== Input data ==
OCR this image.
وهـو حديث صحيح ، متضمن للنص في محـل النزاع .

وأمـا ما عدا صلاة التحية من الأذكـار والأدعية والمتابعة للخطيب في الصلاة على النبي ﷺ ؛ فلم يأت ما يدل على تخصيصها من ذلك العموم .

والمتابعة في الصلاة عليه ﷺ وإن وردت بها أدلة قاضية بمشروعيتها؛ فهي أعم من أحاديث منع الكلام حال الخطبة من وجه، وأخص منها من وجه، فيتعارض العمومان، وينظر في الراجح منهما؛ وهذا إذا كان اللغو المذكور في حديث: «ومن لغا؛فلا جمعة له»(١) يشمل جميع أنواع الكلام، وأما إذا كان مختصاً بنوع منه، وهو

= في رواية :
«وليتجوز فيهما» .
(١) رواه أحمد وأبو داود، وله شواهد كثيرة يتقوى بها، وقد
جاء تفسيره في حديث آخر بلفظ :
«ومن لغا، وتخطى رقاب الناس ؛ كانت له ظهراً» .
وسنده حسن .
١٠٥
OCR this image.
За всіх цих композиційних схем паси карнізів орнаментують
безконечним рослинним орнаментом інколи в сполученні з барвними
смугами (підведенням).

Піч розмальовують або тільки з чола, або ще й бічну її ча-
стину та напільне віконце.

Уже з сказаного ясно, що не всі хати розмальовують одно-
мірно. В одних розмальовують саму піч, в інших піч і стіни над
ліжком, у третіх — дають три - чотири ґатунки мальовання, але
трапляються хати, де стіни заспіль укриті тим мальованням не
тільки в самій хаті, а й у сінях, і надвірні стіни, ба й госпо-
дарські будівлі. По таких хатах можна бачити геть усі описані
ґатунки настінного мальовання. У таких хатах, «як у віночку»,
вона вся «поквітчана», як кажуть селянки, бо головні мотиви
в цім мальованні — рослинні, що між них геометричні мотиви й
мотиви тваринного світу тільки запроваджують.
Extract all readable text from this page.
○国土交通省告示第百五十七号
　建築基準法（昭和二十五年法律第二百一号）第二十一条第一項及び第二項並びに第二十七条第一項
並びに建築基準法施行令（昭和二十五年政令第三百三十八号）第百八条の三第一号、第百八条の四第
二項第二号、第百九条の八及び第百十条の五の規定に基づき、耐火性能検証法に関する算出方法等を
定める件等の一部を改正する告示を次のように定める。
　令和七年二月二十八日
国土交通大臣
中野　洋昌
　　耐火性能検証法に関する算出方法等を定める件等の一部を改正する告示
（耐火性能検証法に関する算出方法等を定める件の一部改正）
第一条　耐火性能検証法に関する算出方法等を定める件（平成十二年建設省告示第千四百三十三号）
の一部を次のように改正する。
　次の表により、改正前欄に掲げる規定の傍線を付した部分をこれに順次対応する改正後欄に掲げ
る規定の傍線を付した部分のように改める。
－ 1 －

== Written problem ==
Please restate the records in full, word for word.

== Exercise result ==
OCR this image.
وهـو حديث صحيح ، متضمن للنص في محـل النزاع .

وأمـا ما عدا صلاة التحية من الأذكـار والأدعية والمتابعة للخطيب في الصلاة على النبي ﷺ ؛ فلم يأت ما يدل على تخصيصها من ذلك العموم .

والمتابعة في الصلاة عليه ﷺ وإن وردت بها أدلة قاضية بمشروعيتها؛ فهي أعم من أحاديث منع الكلام حال الخطبة من وجه، وأخص منها من وجه، فيتعارض العمومان، وينظر في الراجح منهما؛ وهذا إذا كان اللغو المذكور في حديث: «ومن لغا؛فلا جمعة له»(١) يشمل جميع أنواع الكلام، وأما إذا كان مختصاً بنوع منه، وهو

= في رواية :
«وليتجوز فيهما» .
(١) رواه أحمد وأبو داود، وله شواهد كثيرة يتقوى بها، وقد
جاء تفسيره في حديث آخر بلفظ :
«ومن لغا، وتخطى رقاب الناس ؛ كانت له ظهراً» .
وسنده حسن .
١٠٥
OCR this image.
За всіх цих композиційних схем паси карнізів орнаментують
безконечним рослинним орнаментом інколи в сполученні з барвними
смугами (підведенням).

Піч розмальовують або тільки з чола, або ще й бічну її ча-
стину та напільне віконце.

Уже з сказаного ясно, що не всі хати розмальовують одно-
мірно. В одних розмальовують саму піч, в інших піч і стіни над
ліжком, у третіх — дають три - чотири ґатунки мальовання, але
трапляються хати, де стіни заспіль укриті тим мальованням не
тільки в самій хаті, а й у сінях, і надвірні стіни, ба й госпо-
дарські будівлі. По таких хатах можна бачити геть усі описані
ґатунки настінного мальовання. У таких хатах, «як у віночку»,
вона вся «поквітчана», як кажуть селянки, бо головні мотиви
в цім мальованні — рослинні, що між них геометричні мотиви й
мотиви тваринного світу тільки запроваджують.
Extract all readable text from this page.
○国土交通省告示第百五十七号
　建築基準法（昭和二十五年法律第二百一号）第二十一条第一項及び第二項並びに第二十七条第一項
並びに建築基準法施行令（昭和二十五年政令第三百三十八号）第百八条の三第一号、第百八条の四第
二項第二号、第百九条の八及び第百十条の五の規定に基づき、耐火性能検証法に関する算出方法等を
定める件等の一部を改正する告示を次のように定める。
　令和七年二月二十八日
国土交通大臣
中野　洋昌
　　耐火性能検証法に関する算出方法等を定める件等の一部を改正する告示
（耐火性能検証法に関する算出方法等を定める件の一部改正）
第一条　耐火性能検証法に関する算出方法等を定める件（平成十二年建設省告示第千四百三十三号）
の一部を次のように改正する。
　次の表により、改正前欄に掲げる規定の傍線を付した部分をこれに順次対応する改正後欄に掲げ
る規定の傍線を付した部分のように改める。
－ 1 －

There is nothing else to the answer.